------ Exercise input ------

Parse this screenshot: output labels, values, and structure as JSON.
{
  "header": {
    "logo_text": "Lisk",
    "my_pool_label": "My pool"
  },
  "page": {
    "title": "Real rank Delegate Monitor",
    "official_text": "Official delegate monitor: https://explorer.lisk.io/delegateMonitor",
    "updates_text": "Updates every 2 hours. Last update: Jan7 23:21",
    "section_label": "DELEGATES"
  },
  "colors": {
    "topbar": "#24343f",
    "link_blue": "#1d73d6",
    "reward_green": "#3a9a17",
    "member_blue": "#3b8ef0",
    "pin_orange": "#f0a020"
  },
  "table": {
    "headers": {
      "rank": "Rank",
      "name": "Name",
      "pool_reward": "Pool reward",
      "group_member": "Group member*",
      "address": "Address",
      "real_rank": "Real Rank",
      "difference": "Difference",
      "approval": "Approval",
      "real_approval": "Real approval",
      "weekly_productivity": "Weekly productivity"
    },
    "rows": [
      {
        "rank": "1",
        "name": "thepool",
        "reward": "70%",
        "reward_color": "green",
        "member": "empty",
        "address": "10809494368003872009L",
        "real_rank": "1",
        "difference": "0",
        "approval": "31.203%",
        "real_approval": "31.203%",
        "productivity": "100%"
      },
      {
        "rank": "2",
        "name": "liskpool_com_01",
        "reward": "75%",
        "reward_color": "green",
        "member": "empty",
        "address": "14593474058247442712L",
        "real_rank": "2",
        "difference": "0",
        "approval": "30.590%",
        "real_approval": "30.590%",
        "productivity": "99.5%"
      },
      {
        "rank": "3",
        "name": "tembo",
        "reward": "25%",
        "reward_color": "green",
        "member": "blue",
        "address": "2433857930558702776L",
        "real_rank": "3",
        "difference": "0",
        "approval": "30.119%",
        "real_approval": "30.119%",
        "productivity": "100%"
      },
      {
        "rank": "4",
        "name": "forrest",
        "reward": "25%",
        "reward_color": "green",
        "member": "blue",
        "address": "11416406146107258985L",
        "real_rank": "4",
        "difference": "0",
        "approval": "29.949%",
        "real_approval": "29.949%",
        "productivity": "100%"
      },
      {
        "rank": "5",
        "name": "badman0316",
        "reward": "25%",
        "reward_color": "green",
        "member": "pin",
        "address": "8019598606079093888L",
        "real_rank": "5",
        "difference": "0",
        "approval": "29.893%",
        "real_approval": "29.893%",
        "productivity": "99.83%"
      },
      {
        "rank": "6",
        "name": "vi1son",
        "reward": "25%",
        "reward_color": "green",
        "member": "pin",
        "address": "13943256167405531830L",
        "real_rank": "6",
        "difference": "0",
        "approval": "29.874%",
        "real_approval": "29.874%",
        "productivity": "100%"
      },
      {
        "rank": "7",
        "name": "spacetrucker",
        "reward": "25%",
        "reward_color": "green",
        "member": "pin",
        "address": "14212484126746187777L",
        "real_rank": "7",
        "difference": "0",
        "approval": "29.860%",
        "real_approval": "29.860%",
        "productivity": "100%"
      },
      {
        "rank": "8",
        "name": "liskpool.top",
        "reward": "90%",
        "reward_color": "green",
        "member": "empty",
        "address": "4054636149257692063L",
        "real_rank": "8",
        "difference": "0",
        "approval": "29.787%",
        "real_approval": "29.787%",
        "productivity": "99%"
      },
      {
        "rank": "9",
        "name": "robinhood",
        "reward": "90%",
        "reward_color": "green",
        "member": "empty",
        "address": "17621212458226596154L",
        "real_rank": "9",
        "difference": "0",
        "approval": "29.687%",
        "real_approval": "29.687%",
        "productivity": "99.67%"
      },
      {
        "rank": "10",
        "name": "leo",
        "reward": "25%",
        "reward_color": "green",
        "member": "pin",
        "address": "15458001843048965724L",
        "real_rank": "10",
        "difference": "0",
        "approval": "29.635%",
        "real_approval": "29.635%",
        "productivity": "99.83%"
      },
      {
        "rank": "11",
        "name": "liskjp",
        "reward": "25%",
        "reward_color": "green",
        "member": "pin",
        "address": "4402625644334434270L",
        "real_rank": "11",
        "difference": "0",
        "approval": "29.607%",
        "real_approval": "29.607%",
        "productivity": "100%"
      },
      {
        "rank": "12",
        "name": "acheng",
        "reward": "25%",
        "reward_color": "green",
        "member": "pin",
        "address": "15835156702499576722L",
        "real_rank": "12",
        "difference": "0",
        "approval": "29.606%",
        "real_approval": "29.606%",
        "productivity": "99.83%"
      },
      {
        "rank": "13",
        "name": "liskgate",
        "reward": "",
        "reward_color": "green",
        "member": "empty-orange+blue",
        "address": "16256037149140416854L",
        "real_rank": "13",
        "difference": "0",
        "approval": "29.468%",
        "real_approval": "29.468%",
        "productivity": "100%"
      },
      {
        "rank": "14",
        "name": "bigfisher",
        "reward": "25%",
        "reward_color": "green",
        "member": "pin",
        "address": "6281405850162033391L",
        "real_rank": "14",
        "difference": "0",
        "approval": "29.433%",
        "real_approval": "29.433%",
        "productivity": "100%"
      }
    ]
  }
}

------

Task requirements:
Would you restate each of the entries word for word?

Answer to this task:
Parse this screenshot: output labels, values, and structure as JSON.
{
  "header": {
    "logo_text": "Lisk",
    "my_pool_label": "My pool"
  },
  "page": {
    "title": "Real rank Delegate Monitor",
    "official_text": "Official delegate monitor: https://explorer.lisk.io/delegateMonitor",
    "updates_text": "Updates every 2 hours. Last update: Jan7 23:21",
    "section_label": "DELEGATES"
  },
  "colors": {
    "topbar": "#24343f",
    "link_blue": "#1d73d6",
    "reward_green": "#3a9a17",
    "member_blue": "#3b8ef0",
    "pin_orange": "#f0a020"
  },
  "table": {
    "headers": {
      "rank": "Rank",
      "name": "Name",
      "pool_reward": "Pool reward",
      "group_member": "Group member*",
      "address": "Address",
      "real_rank": "Real Rank",
      "difference": "Difference",
      "approval": "Approval",
      "real_approval": "Real approval",
      "weekly_productivity": "Weekly productivity"
    },
    "rows": [
      {
        "rank": "1",
        "name": "thepool",
        "reward": "70%",
        "reward_color": "green",
        "member": "empty",
        "address": "10809494368003872009L",
        "real_rank": "1",
        "difference": "0",
        "approval": "31.203%",
        "real_approval": "31.203%",
        "productivity": "100%"
      },
      {
        "rank": "2",
        "name": "liskpool_com_01",
        "reward": "75%",
        "reward_color": "green",
        "member": "empty",
        "address": "14593474058247442712L",
        "real_rank": "2",
        "difference": "0",
        "approval": "30.590%",
        "real_approval": "30.590%",
        "productivity": "99.5%"
      },
      {
        "rank": "3",
        "name": "tembo",
        "reward": "25%",
        "reward_color": "green",
        "member": "blue",
        "address": "2433857930558702776L",
        "real_rank": "3",
        "difference": "0",
        "approval": "30.119%",
        "real_approval": "30.119%",
        "productivity": "100%"
      },
      {
        "rank": "4",
        "name": "forrest",
        "reward": "25%",
        "reward_color": "green",
        "member": "blue",
        "address": "11416406146107258985L",
        "real_rank": "4",
        "difference": "0",
        "approval": "29.949%",
        "real_approval": "29.949%",
        "productivity": "100%"
      },
      {
        "rank": "5",
        "name": "badman0316",
        "reward": "25%",
        "reward_color": "green",
        "member": "pin",
        "address": "8019598606079093888L",
        "real_rank": "5",
        "difference": "0",
        "approval": "29.893%",
        "real_approval": "29.893%",
        "productivity": "99.83%"
      },
      {
        "rank": "6",
        "name": "vi1son",
        "reward": "25%",
        "reward_color": "green",
        "member": "pin",
        "address": "13943256167405531830L",
        "real_rank": "6",
        "difference": "0",
        "approval": "29.874%",
        "real_approval": "29.874%",
        "productivity": "100%"
      },
      {
        "rank": "7",
        "name": "spacetrucker",
        "reward": "25%",
        "reward_color": "green",
        "member": "pin",
        "address": "14212484126746187777L",
        "real_rank": "7",
        "difference": "0",
        "approval": "29.860%",
        "real_approval": "29.860%",
        "productivity": "100%"
      },
      {
        "rank": "8",
        "name": "liskpool.top",
        "reward": "90%",
        "reward_color": "green",
        "member": "empty",
        "address": "4054636149257692063L",
        "real_rank": "8",
        "difference": "0",
        "approval": "29.787%",
        "real_approval": "29.787%",
        "productivity": "99%"
      },
      {
        "rank": "9",
        "name": "robinhood",
        "reward": "90%",
        "reward_color": "green",
        "member": "empty",
        "address": "17621212458226596154L",
        "real_rank": "9",
        "difference": "0",
        "approval": "29.687%",
        "real_approval": "29.687%",
        "productivity": "99.67%"
      },
      {
        "rank": "10",
        "name": "leo",
        "reward": "25%",
        "reward_color": "green",
        "member": "pin",
        "address": "15458001843048965724L",
        "real_rank": "10",
        "difference": "0",
        "approval": "29.635%",
        "real_approval": "29.635%",
        "productivity": "99.83%"
      },
      {
        "rank": "11",
        "name": "liskjp",
        "reward": "25%",
        "reward_color": "green",
        "member": "pin",
        "address": "4402625644334434270L",
        "real_rank": "11",
        "difference": "0",
        "approval": "29.607%",
        "real_approval": "29.607%",
        "productivity": "100%"
      },
      {
        "rank": "12",
        "name": "acheng",
        "reward": "25%",
        "reward_color": "green",
        "member": "pin",
        "address": "15835156702499576722L",
        "real_rank": "12",
        "difference": "0",
        "approval": "29.606%",
        "real_approval": "29.606%",
        "productivity": "99.83%"
      },
      {
        "rank": "13",
        "name": "liskgate",
        "reward": "",
        "reward_color": "green",
        "member": "empty-orange+blue",
        "address": "16256037149140416854L",
        "real_rank": "13",
        "difference": "0",
        "approval": "29.468%",
        "real_approval": "29.468%",
        "productivity": "100%"
      },
      {
        "rank": "14",
        "name": "bigfisher",
        "reward": "25%",
        "reward_color": "green",
        "member": "pin",
        "address": "6281405850162033391L",
        "real_rank": "14",
        "difference": "0",
        "approval": "29.433%",
        "real_approval": "29.433%",
        "productivity": "100%"
      }
    ]
  }
}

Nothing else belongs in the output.